### PROVIDED INFORMATION ###

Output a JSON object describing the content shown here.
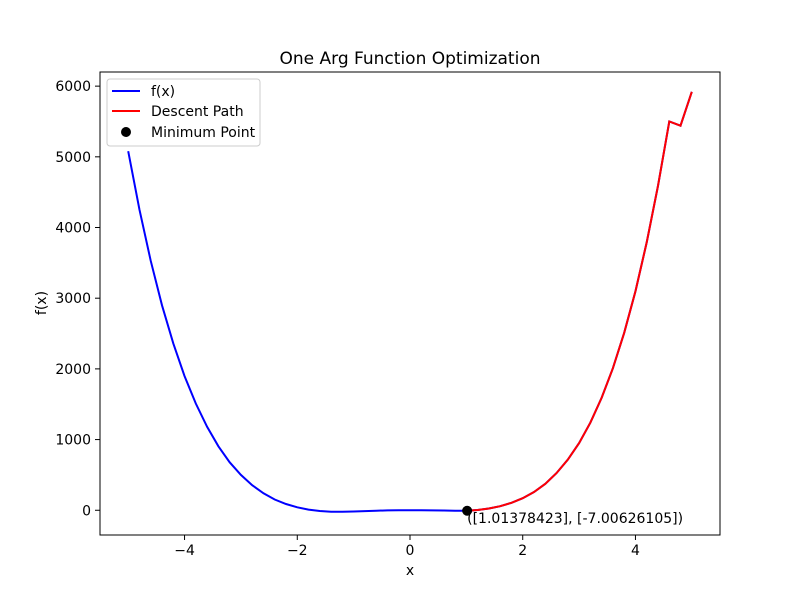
{
  "chart_data": {
    "type": "line",
    "title": "One Arg Function Optimization",
    "xlabel": "x",
    "ylabel": "f(x)",
    "xlim": [
      -5.5,
      5.5
    ],
    "ylim": [
      -350,
      6200
    ],
    "xticks": [
      -4,
      -2,
      0,
      2,
      4
    ],
    "xtick_labels": [
      "−4",
      "−2",
      "0",
      "2",
      "4"
    ],
    "yticks": [
      0,
      1000,
      2000,
      3000,
      4000,
      5000,
      6000
    ],
    "ytick_labels": [
      "0",
      "1000",
      "2000",
      "3000",
      "4000",
      "5000",
      "6000"
    ],
    "grid": false,
    "legend_position": "top-left",
    "series": [
      {
        "name": "f(x)",
        "color": "#0000ff",
        "x": [
          -5.0,
          -4.8,
          -4.6,
          -4.4,
          -4.2,
          -4.0,
          -3.8,
          -3.6,
          -3.4,
          -3.2,
          -3.0,
          -2.8,
          -2.6,
          -2.4,
          -2.2,
          -2.0,
          -1.8,
          -1.6,
          -1.4,
          -1.2,
          -1.0,
          -0.8,
          -0.6,
          -0.4,
          -0.2,
          0.0,
          0.2,
          0.4,
          0.6,
          0.8,
          1.0,
          1.2,
          1.4,
          1.6,
          1.8,
          2.0,
          2.2,
          2.4,
          2.6,
          2.8,
          3.0,
          3.2,
          3.4,
          3.6,
          3.8,
          4.0,
          4.2,
          4.4,
          4.6,
          4.8,
          5.0
        ],
        "y": [
          5080,
          4250,
          3530,
          2900,
          2360,
          1900,
          1510,
          1180,
          905,
          680,
          500,
          355,
          240,
          152,
          88,
          42,
          10,
          -10,
          -20,
          -22,
          -18,
          -12,
          -6,
          -2,
          0,
          0,
          -1,
          -2,
          -4,
          -6,
          -7,
          4,
          25,
          58,
          105,
          170,
          258,
          375,
          525,
          715,
          950,
          1240,
          1590,
          2010,
          2510,
          3100,
          3790,
          4590,
          5500,
          5440,
          5920
        ]
      },
      {
        "name": "Descent Path",
        "color": "#ff0000",
        "x": [
          1.0138,
          1.2,
          1.4,
          1.6,
          1.8,
          2.0,
          2.2,
          2.4,
          2.6,
          2.8,
          3.0,
          3.2,
          3.4,
          3.6,
          3.8,
          4.0,
          4.2,
          4.4,
          4.6,
          4.8,
          5.0
        ],
        "y": [
          -7.006,
          4,
          25,
          58,
          105,
          170,
          258,
          375,
          525,
          715,
          950,
          1240,
          1590,
          2010,
          2510,
          3100,
          3790,
          4590,
          5500,
          5440,
          5920
        ]
      }
    ],
    "minimum_point": {
      "name": "Minimum Point",
      "color": "#000000",
      "x": 1.01378423,
      "y": -7.00626105,
      "annotation": "([1.01378423], [-7.00626105])"
    }
  }
}
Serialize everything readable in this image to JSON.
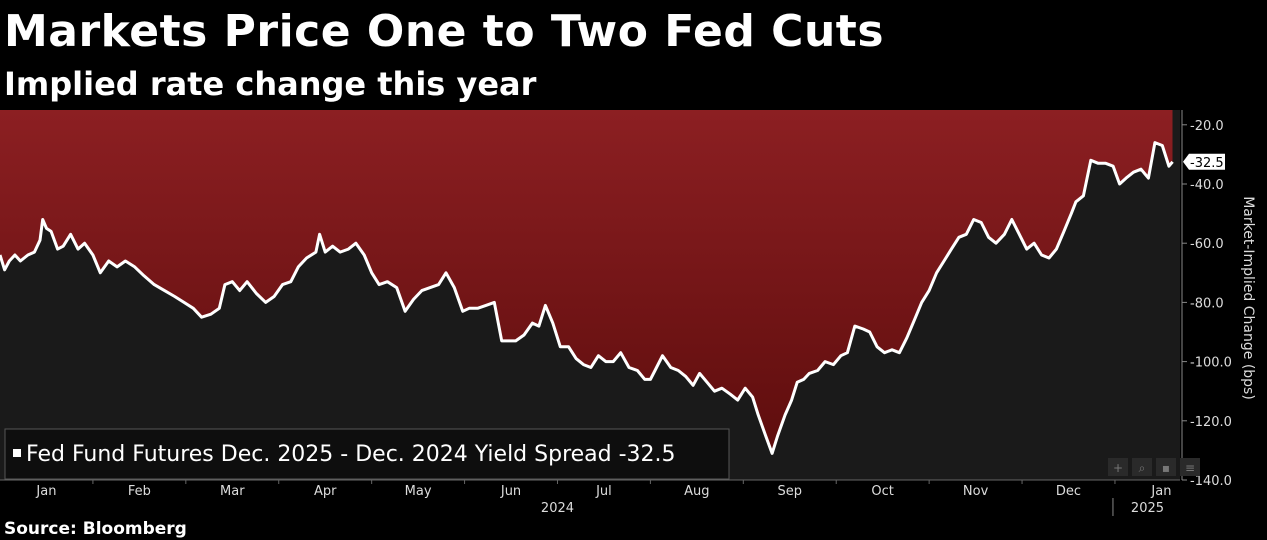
{
  "title": "Markets Price One to Two Fed Cuts",
  "subtitle": "Implied rate change this year",
  "source": "Source: Bloomberg",
  "chart_data": {
    "type": "area",
    "ylabel": "Market-Implied Change (bps)",
    "ylim": [
      -140,
      -15
    ],
    "yticks": [
      -20.0,
      -40.0,
      -60.0,
      -80.0,
      -100.0,
      -120.0,
      -140.0
    ],
    "ytick_labels": [
      "-20.0",
      "-40.0",
      "-60.0",
      "-80.0",
      "-100.0",
      "-120.0",
      "-140.0"
    ],
    "x_range": [
      0,
      12.7
    ],
    "x_unit_note": "months from 2024-01-01",
    "xticks": [
      {
        "label": "Jan",
        "x": 0.5
      },
      {
        "label": "Feb",
        "x": 1.5
      },
      {
        "label": "Mar",
        "x": 2.5
      },
      {
        "label": "Apr",
        "x": 3.5
      },
      {
        "label": "May",
        "x": 4.5
      },
      {
        "label": "Jun",
        "x": 5.5
      },
      {
        "label": "Jul",
        "x": 6.5
      },
      {
        "label": "Aug",
        "x": 7.5
      },
      {
        "label": "Sep",
        "x": 8.5
      },
      {
        "label": "Oct",
        "x": 9.5
      },
      {
        "label": "Nov",
        "x": 10.5
      },
      {
        "label": "Dec",
        "x": 11.5
      },
      {
        "label": "Jan",
        "x": 12.5
      }
    ],
    "year_labels": [
      {
        "label": "2024",
        "x": 6.0
      },
      {
        "label": "2025",
        "x": 12.35
      }
    ],
    "year_separator_x": 12.0,
    "series": [
      {
        "name": "Fed Fund Futures Dec. 2025 - Dec. 2024 Yield Spread",
        "last_value": -32.5,
        "last_value_label": "-32.5",
        "points": [
          [
            0.0,
            -64
          ],
          [
            0.05,
            -69
          ],
          [
            0.1,
            -66
          ],
          [
            0.16,
            -64
          ],
          [
            0.22,
            -66
          ],
          [
            0.3,
            -64
          ],
          [
            0.37,
            -63
          ],
          [
            0.43,
            -59
          ],
          [
            0.46,
            -52
          ],
          [
            0.5,
            -55
          ],
          [
            0.55,
            -56
          ],
          [
            0.62,
            -62
          ],
          [
            0.68,
            -61
          ],
          [
            0.76,
            -57
          ],
          [
            0.84,
            -62
          ],
          [
            0.91,
            -60
          ],
          [
            1.0,
            -64
          ],
          [
            1.08,
            -70
          ],
          [
            1.17,
            -66
          ],
          [
            1.26,
            -68
          ],
          [
            1.35,
            -66
          ],
          [
            1.45,
            -68
          ],
          [
            1.55,
            -71
          ],
          [
            1.66,
            -74
          ],
          [
            1.77,
            -76
          ],
          [
            1.88,
            -78
          ],
          [
            1.98,
            -80
          ],
          [
            2.08,
            -82
          ],
          [
            2.17,
            -85
          ],
          [
            2.27,
            -84
          ],
          [
            2.36,
            -82
          ],
          [
            2.42,
            -74
          ],
          [
            2.5,
            -73
          ],
          [
            2.58,
            -76
          ],
          [
            2.66,
            -73
          ],
          [
            2.76,
            -77
          ],
          [
            2.86,
            -80
          ],
          [
            2.95,
            -78
          ],
          [
            3.04,
            -74
          ],
          [
            3.13,
            -73
          ],
          [
            3.21,
            -68
          ],
          [
            3.3,
            -65
          ],
          [
            3.4,
            -63
          ],
          [
            3.44,
            -57
          ],
          [
            3.5,
            -63
          ],
          [
            3.58,
            -61
          ],
          [
            3.66,
            -63
          ],
          [
            3.75,
            -62
          ],
          [
            3.83,
            -60
          ],
          [
            3.92,
            -64
          ],
          [
            4.0,
            -70
          ],
          [
            4.08,
            -74
          ],
          [
            4.17,
            -73
          ],
          [
            4.27,
            -75
          ],
          [
            4.36,
            -83
          ],
          [
            4.45,
            -79
          ],
          [
            4.54,
            -76
          ],
          [
            4.63,
            -75
          ],
          [
            4.72,
            -74
          ],
          [
            4.8,
            -70
          ],
          [
            4.89,
            -75
          ],
          [
            4.98,
            -83
          ],
          [
            5.05,
            -82
          ],
          [
            5.14,
            -82
          ],
          [
            5.23,
            -81
          ],
          [
            5.32,
            -80
          ],
          [
            5.4,
            -93
          ],
          [
            5.47,
            -93
          ],
          [
            5.55,
            -93
          ],
          [
            5.64,
            -91
          ],
          [
            5.73,
            -87
          ],
          [
            5.8,
            -88
          ],
          [
            5.87,
            -81
          ],
          [
            5.95,
            -87
          ],
          [
            6.03,
            -95
          ],
          [
            6.12,
            -95
          ],
          [
            6.2,
            -99
          ],
          [
            6.28,
            -101
          ],
          [
            6.36,
            -102
          ],
          [
            6.44,
            -98
          ],
          [
            6.52,
            -100
          ],
          [
            6.6,
            -100
          ],
          [
            6.68,
            -97
          ],
          [
            6.77,
            -102
          ],
          [
            6.86,
            -103
          ],
          [
            6.94,
            -106
          ],
          [
            7.0,
            -106
          ],
          [
            7.05,
            -103
          ],
          [
            7.13,
            -98
          ],
          [
            7.22,
            -102
          ],
          [
            7.3,
            -103
          ],
          [
            7.38,
            -105
          ],
          [
            7.46,
            -108
          ],
          [
            7.53,
            -104
          ],
          [
            7.61,
            -107
          ],
          [
            7.69,
            -110
          ],
          [
            7.77,
            -109
          ],
          [
            7.86,
            -111
          ],
          [
            7.94,
            -113
          ],
          [
            8.02,
            -109
          ],
          [
            8.1,
            -112
          ],
          [
            8.16,
            -118
          ],
          [
            8.24,
            -125
          ],
          [
            8.31,
            -131
          ],
          [
            8.37,
            -125
          ],
          [
            8.45,
            -118
          ],
          [
            8.52,
            -113
          ],
          [
            8.58,
            -107
          ],
          [
            8.65,
            -106
          ],
          [
            8.71,
            -104
          ],
          [
            8.8,
            -103
          ],
          [
            8.88,
            -100
          ],
          [
            8.97,
            -101
          ],
          [
            9.05,
            -98
          ],
          [
            9.12,
            -97
          ],
          [
            9.2,
            -88
          ],
          [
            9.29,
            -89
          ],
          [
            9.36,
            -90
          ],
          [
            9.44,
            -95
          ],
          [
            9.52,
            -97
          ],
          [
            9.6,
            -96
          ],
          [
            9.68,
            -97
          ],
          [
            9.76,
            -92
          ],
          [
            9.84,
            -86
          ],
          [
            9.92,
            -80
          ],
          [
            10.0,
            -76
          ],
          [
            10.08,
            -70
          ],
          [
            10.16,
            -66
          ],
          [
            10.24,
            -62
          ],
          [
            10.32,
            -58
          ],
          [
            10.4,
            -57
          ],
          [
            10.48,
            -52
          ],
          [
            10.56,
            -53
          ],
          [
            10.64,
            -58
          ],
          [
            10.72,
            -60
          ],
          [
            10.81,
            -57
          ],
          [
            10.89,
            -52
          ],
          [
            10.97,
            -57
          ],
          [
            11.05,
            -62
          ],
          [
            11.13,
            -60
          ],
          [
            11.21,
            -64
          ],
          [
            11.29,
            -65
          ],
          [
            11.37,
            -62
          ],
          [
            11.45,
            -56
          ],
          [
            11.53,
            -50
          ],
          [
            11.58,
            -46
          ],
          [
            11.66,
            -44
          ],
          [
            11.74,
            -32
          ],
          [
            11.82,
            -33
          ],
          [
            11.9,
            -33
          ],
          [
            11.98,
            -34
          ],
          [
            12.05,
            -40
          ],
          [
            12.12,
            -38
          ],
          [
            12.2,
            -36
          ],
          [
            12.28,
            -35
          ],
          [
            12.36,
            -38
          ],
          [
            12.43,
            -26
          ],
          [
            12.51,
            -27
          ],
          [
            12.58,
            -34
          ],
          [
            12.62,
            -32.5
          ]
        ]
      }
    ],
    "legend": "bottom-left",
    "legend_label": "Fed Fund Futures Dec. 2025 - Dec. 2024 Yield Spread -32.5",
    "colors": {
      "fill_top": "#8c1f22",
      "fill_bottom": "#5e0d0d",
      "plot_bg": "#1a1a1a",
      "line": "#ffffff",
      "marker": "#ffffff"
    },
    "toolbar_icons": [
      "crosshair-icon",
      "zoom-icon",
      "save-icon",
      "chart-icon"
    ]
  }
}
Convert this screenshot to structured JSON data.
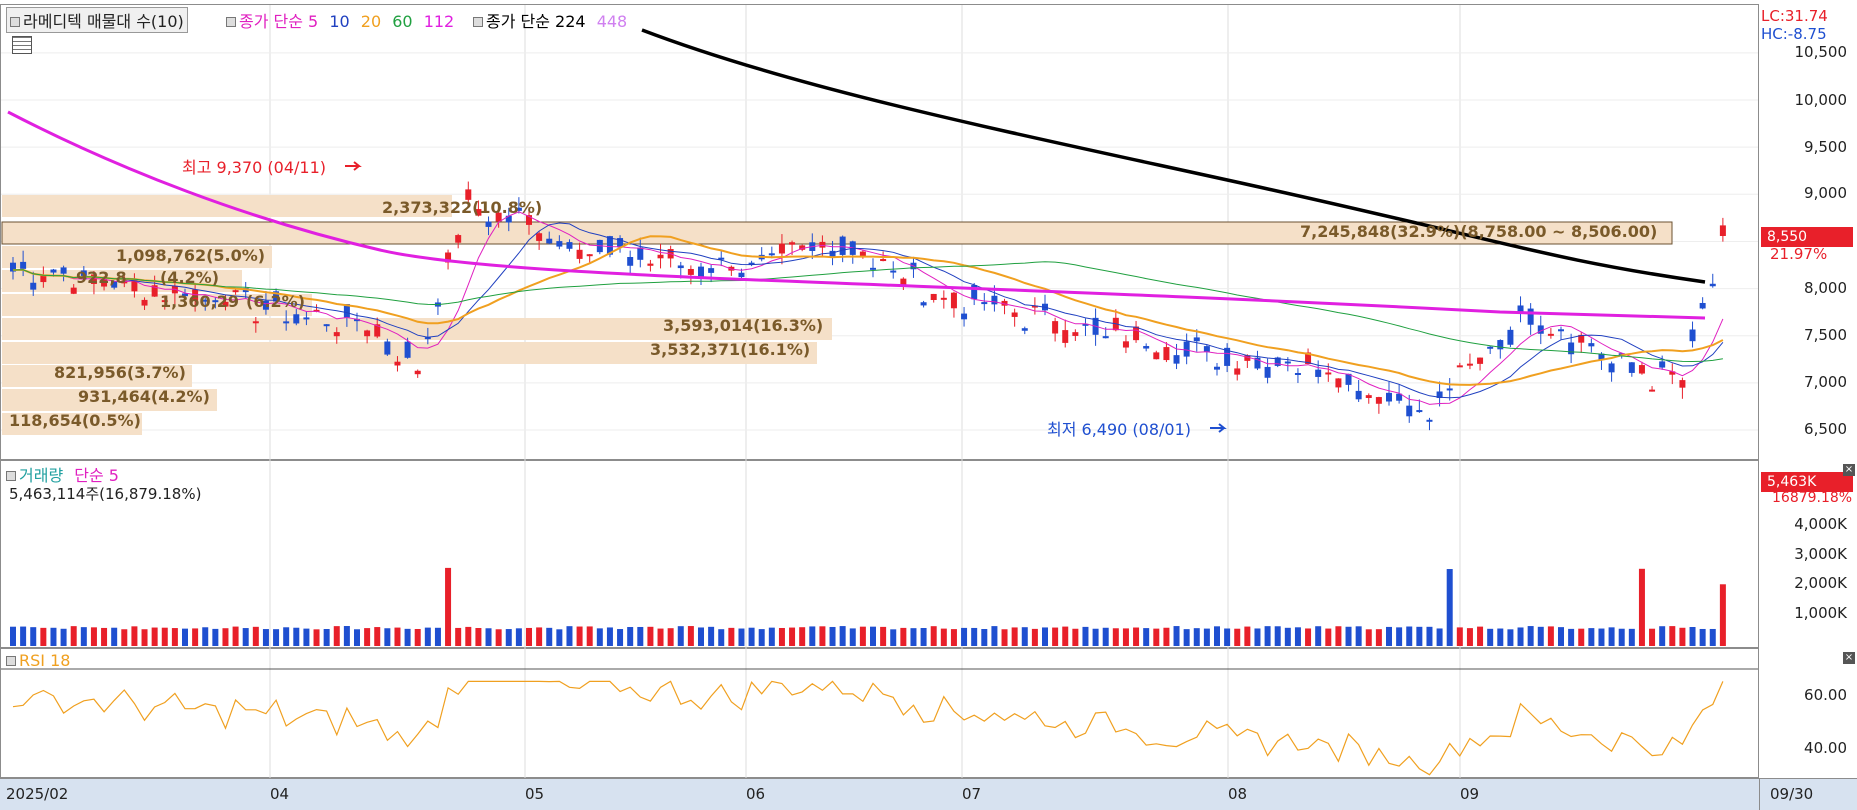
{
  "header": {
    "indicator_label": "라메디텍 매물대 수(10)",
    "ma_label": "종가 단순 5",
    "ma10": "10",
    "ma20": "20",
    "ma60": "60",
    "ma112": "112",
    "ma2_label": "종가 단순 224",
    "ma448": "448"
  },
  "right_info": {
    "lc": "LC:31.74",
    "hc": "HC:-8.75"
  },
  "price_axis": [
    "10,500",
    "10,000",
    "9,500",
    "9,000",
    "8,500",
    "8,000",
    "7,500",
    "7,000",
    "6,500"
  ],
  "price_tag": {
    "price": "8,550",
    "pct": "21.97%"
  },
  "annotations": {
    "high": "최고 9,370 (04/11)",
    "low": "최저 6,490 (08/01)",
    "vp1": "2,373,322(10.8%)",
    "vp2": "7,245,848(32.9%)(8,758.00 ~ 8,506.00)",
    "vp3": "1,098,762(5.0%)",
    "vp4": "922,8",
    "vp4b": "(4.2%)",
    "vp5": "1,360,29",
    "vp5b": "(6.2%)",
    "vp6": "3,593,014(16.3%)",
    "vp7": "3,532,371(16.1%)",
    "vp8": "821,956(3.7%)",
    "vp9": "931,464(4.2%)",
    "vp10": "118,654(0.5%)"
  },
  "volume": {
    "title_a": "거래량",
    "title_b": "단순 5",
    "readout": "5,463,114주(16,879.18%)",
    "axis": [
      "4,000K",
      "3,000K",
      "2,000K",
      "1,000K"
    ],
    "tag": "5,463K",
    "tag_pct": "16879.18%"
  },
  "rsi": {
    "title": "RSI 18",
    "axis": [
      "60.00",
      "40.00"
    ]
  },
  "x_axis": [
    "2025/02",
    "04",
    "05",
    "06",
    "07",
    "08",
    "09"
  ],
  "x_end": "09/30",
  "colors": {
    "up": "#e8202a",
    "down": "#1f4fd0",
    "ma5": "#e020c0",
    "ma10": "#2040c0",
    "ma20": "#f0a020",
    "ma60": "#20a040",
    "ma112": "#e020e0",
    "ma224": "#000000",
    "rsi": "#f0a020",
    "vp": "#f5e0c8"
  }
}
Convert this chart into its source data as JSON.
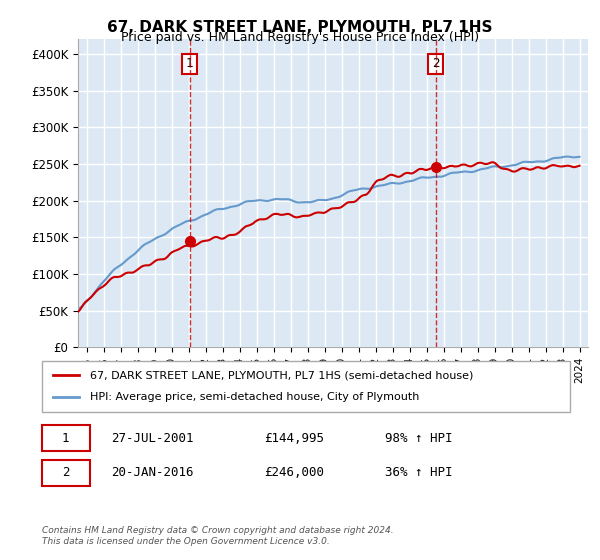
{
  "title": "67, DARK STREET LANE, PLYMOUTH, PL7 1HS",
  "subtitle": "Price paid vs. HM Land Registry's House Price Index (HPI)",
  "ylabel_ticks": [
    "£0",
    "£50K",
    "£100K",
    "£150K",
    "£200K",
    "£250K",
    "£300K",
    "£350K",
    "£400K"
  ],
  "ylim": [
    0,
    420000
  ],
  "xlim_start": 1995.0,
  "xlim_end": 2025.0,
  "background_color": "#dce9f5",
  "plot_bg_color": "#dce9f5",
  "grid_color": "#ffffff",
  "red_line_color": "#cc0000",
  "blue_line_color": "#6699cc",
  "marker1_date": 2001.57,
  "marker1_price": 144995,
  "marker1_label": "1",
  "marker2_date": 2016.05,
  "marker2_price": 246000,
  "marker2_label": "2",
  "legend_line1": "67, DARK STREET LANE, PLYMOUTH, PL7 1HS (semi-detached house)",
  "legend_line2": "HPI: Average price, semi-detached house, City of Plymouth",
  "annotation1_date": "27-JUL-2001",
  "annotation1_price": "£144,995",
  "annotation1_hpi": "98% ↑ HPI",
  "annotation2_date": "20-JAN-2016",
  "annotation2_price": "£246,000",
  "annotation2_hpi": "36% ↑ HPI",
  "footer": "Contains HM Land Registry data © Crown copyright and database right 2024.\nThis data is licensed under the Open Government Licence v3.0."
}
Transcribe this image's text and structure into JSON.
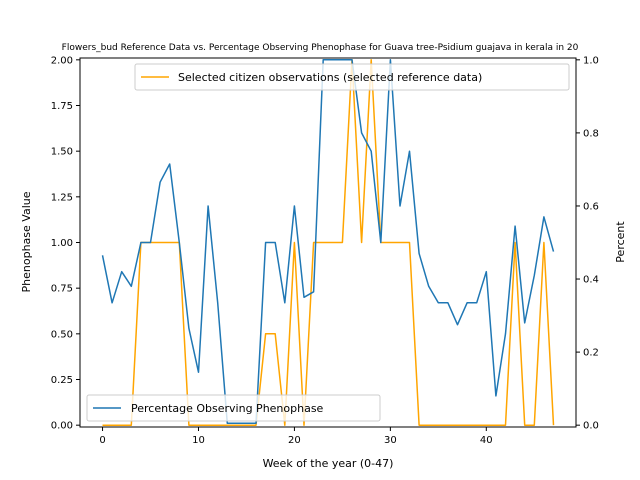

###

WHAT YOU ARE ASKED TO DO —
Scan the listing above. Gather each line that contains the word "into".

REPLY —
Convert this chart into its source data as JSON.
Transcribe this image's text and structure into JSON.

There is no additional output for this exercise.